__Exercise details__: Write out each entry again. Keep every word exactly as it is.

__Exercise materials__:
▬▬▬
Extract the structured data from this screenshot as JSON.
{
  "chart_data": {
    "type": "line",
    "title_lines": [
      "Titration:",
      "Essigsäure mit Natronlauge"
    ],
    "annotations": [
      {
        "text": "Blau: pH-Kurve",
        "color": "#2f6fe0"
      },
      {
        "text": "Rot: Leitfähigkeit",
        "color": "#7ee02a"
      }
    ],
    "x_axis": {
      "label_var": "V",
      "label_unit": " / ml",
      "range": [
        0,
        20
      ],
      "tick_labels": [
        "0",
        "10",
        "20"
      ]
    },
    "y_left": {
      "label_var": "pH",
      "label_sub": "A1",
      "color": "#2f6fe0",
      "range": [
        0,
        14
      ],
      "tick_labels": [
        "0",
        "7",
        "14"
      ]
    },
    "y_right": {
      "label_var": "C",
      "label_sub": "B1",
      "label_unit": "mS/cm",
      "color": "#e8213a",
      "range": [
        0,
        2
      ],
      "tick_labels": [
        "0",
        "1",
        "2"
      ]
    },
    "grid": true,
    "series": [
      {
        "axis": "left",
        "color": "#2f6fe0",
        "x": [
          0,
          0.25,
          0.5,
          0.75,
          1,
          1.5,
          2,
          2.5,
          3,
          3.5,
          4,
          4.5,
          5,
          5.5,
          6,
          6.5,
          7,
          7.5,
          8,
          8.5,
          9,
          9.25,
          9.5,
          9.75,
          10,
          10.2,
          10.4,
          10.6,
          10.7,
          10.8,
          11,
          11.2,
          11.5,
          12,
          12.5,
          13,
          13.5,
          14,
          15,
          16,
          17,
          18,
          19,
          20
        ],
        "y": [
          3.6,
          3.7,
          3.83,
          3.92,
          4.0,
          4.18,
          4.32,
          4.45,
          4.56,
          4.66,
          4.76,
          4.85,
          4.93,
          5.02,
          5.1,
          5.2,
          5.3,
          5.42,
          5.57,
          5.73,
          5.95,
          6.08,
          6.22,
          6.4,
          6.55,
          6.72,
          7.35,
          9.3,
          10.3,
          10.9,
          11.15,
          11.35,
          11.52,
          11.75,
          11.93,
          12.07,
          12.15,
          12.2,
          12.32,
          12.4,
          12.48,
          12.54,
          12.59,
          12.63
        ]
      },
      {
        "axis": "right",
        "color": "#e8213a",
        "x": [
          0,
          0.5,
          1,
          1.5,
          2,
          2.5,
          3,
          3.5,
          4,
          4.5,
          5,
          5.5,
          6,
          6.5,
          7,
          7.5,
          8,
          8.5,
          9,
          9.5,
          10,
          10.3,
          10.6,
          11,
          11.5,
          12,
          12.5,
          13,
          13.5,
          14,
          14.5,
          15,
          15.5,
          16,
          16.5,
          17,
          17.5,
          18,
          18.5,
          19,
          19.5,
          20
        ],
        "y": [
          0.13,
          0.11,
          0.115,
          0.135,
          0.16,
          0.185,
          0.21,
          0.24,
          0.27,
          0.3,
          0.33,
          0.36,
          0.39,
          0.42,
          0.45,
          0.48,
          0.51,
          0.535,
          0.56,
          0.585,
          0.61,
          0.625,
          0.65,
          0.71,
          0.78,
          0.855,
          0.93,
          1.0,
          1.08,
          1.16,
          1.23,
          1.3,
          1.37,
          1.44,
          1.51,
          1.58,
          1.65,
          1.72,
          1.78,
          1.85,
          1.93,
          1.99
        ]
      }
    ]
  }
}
▬▬▬
__The output__:
Extract the structured data from this screenshot as JSON.
{
  "chart_data": {
    "type": "line",
    "title_lines": [
      "Titration:",
      "Essigsäure mit Natronlauge"
    ],
    "annotations": [
      {
        "text": "Blau: pH-Kurve",
        "color": "#2f6fe0"
      },
      {
        "text": "Rot: Leitfähigkeit",
        "color": "#7ee02a"
      }
    ],
    "x_axis": {
      "label_var": "V",
      "label_unit": " / ml",
      "range": [
        0,
        20
      ],
      "tick_labels": [
        "0",
        "10",
        "20"
      ]
    },
    "y_left": {
      "label_var": "pH",
      "label_sub": "A1",
      "color": "#2f6fe0",
      "range": [
        0,
        14
      ],
      "tick_labels": [
        "0",
        "7",
        "14"
      ]
    },
    "y_right": {
      "label_var": "C",
      "label_sub": "B1",
      "label_unit": "mS/cm",
      "color": "#e8213a",
      "range": [
        0,
        2
      ],
      "tick_labels": [
        "0",
        "1",
        "2"
      ]
    },
    "grid": true,
    "series": [
      {
        "axis": "left",
        "color": "#2f6fe0",
        "x": [
          0,
          0.25,
          0.5,
          0.75,
          1,
          1.5,
          2,
          2.5,
          3,
          3.5,
          4,
          4.5,
          5,
          5.5,
          6,
          6.5,
          7,
          7.5,
          8,
          8.5,
          9,
          9.25,
          9.5,
          9.75,
          10,
          10.2,
          10.4,
          10.6,
          10.7,
          10.8,
          11,
          11.2,
          11.5,
          12,
          12.5,
          13,
          13.5,
          14,
          15,
          16,
          17,
          18,
          19,
          20
        ],
        "y": [
          3.6,
          3.7,
          3.83,
          3.92,
          4.0,
          4.18,
          4.32,
          4.45,
          4.56,
          4.66,
          4.76,
          4.85,
          4.93,
          5.02,
          5.1,
          5.2,
          5.3,
          5.42,
          5.57,
          5.73,
          5.95,
          6.08,
          6.22,
          6.4,
          6.55,
          6.72,
          7.35,
          9.3,
          10.3,
          10.9,
          11.15,
          11.35,
          11.52,
          11.75,
          11.93,
          12.07,
          12.15,
          12.2,
          12.32,
          12.4,
          12.48,
          12.54,
          12.59,
          12.63
        ]
      },
      {
        "axis": "right",
        "color": "#e8213a",
        "x": [
          0,
          0.5,
          1,
          1.5,
          2,
          2.5,
          3,
          3.5,
          4,
          4.5,
          5,
          5.5,
          6,
          6.5,
          7,
          7.5,
          8,
          8.5,
          9,
          9.5,
          10,
          10.3,
          10.6,
          11,
          11.5,
          12,
          12.5,
          13,
          13.5,
          14,
          14.5,
          15,
          15.5,
          16,
          16.5,
          17,
          17.5,
          18,
          18.5,
          19,
          19.5,
          20
        ],
        "y": [
          0.13,
          0.11,
          0.115,
          0.135,
          0.16,
          0.185,
          0.21,
          0.24,
          0.27,
          0.3,
          0.33,
          0.36,
          0.39,
          0.42,
          0.45,
          0.48,
          0.51,
          0.535,
          0.56,
          0.585,
          0.61,
          0.625,
          0.65,
          0.71,
          0.78,
          0.855,
          0.93,
          1.0,
          1.08,
          1.16,
          1.23,
          1.3,
          1.37,
          1.44,
          1.51,
          1.58,
          1.65,
          1.72,
          1.78,
          1.85,
          1.93,
          1.99
        ]
      }
    ]
  }
}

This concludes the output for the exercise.